■ Task inputs:
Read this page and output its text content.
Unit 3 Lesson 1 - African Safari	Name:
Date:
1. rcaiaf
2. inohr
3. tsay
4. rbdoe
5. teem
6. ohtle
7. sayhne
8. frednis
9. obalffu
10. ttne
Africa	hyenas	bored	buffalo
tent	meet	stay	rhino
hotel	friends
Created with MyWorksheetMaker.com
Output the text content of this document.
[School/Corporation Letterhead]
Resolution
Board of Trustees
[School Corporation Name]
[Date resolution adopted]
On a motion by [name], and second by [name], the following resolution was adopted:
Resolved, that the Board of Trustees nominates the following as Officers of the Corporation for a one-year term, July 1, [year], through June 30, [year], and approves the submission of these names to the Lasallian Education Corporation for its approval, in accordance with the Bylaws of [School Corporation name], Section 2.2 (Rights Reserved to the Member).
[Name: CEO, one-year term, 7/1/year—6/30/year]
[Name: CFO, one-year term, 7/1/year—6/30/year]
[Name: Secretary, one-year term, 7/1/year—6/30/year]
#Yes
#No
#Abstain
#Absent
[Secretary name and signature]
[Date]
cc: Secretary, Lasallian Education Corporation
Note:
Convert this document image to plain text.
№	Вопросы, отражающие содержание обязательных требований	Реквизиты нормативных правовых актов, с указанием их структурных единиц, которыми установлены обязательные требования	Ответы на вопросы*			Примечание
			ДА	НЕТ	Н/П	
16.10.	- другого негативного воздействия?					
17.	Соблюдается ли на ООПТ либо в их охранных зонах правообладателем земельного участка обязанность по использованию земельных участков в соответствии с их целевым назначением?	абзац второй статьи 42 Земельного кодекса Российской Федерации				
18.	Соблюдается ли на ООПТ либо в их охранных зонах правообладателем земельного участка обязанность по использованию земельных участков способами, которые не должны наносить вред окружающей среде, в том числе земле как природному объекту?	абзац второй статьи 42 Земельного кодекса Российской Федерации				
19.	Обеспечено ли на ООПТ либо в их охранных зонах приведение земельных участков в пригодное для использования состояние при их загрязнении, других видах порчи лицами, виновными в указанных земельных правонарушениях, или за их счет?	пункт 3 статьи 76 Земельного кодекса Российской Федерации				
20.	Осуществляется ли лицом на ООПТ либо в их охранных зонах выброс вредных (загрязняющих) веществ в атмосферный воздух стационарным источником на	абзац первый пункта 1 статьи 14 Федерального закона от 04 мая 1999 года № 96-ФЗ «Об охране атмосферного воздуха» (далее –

■ Task statement: Track down every line of the material containing the string "year", and copy it.

■ Task answer:
Resolved, that the Board of Trustees nominates the following as Officers of the Corporation for a one-year term, July 1, [year], through June 30, [year], and approves the submission of these names to the Lasallian Education Corporation for its approval, in accordance with the Bylaws of [School Corporation name], Section 2.2 (Rights Reserved to the Member).
[Name: CEO, one-year term, 7/1/year—6/30/year]
[Name: CFO, one-year term, 7/1/year—6/30/year]
[Name: Secretary, one-year term, 7/1/year—6/30/year]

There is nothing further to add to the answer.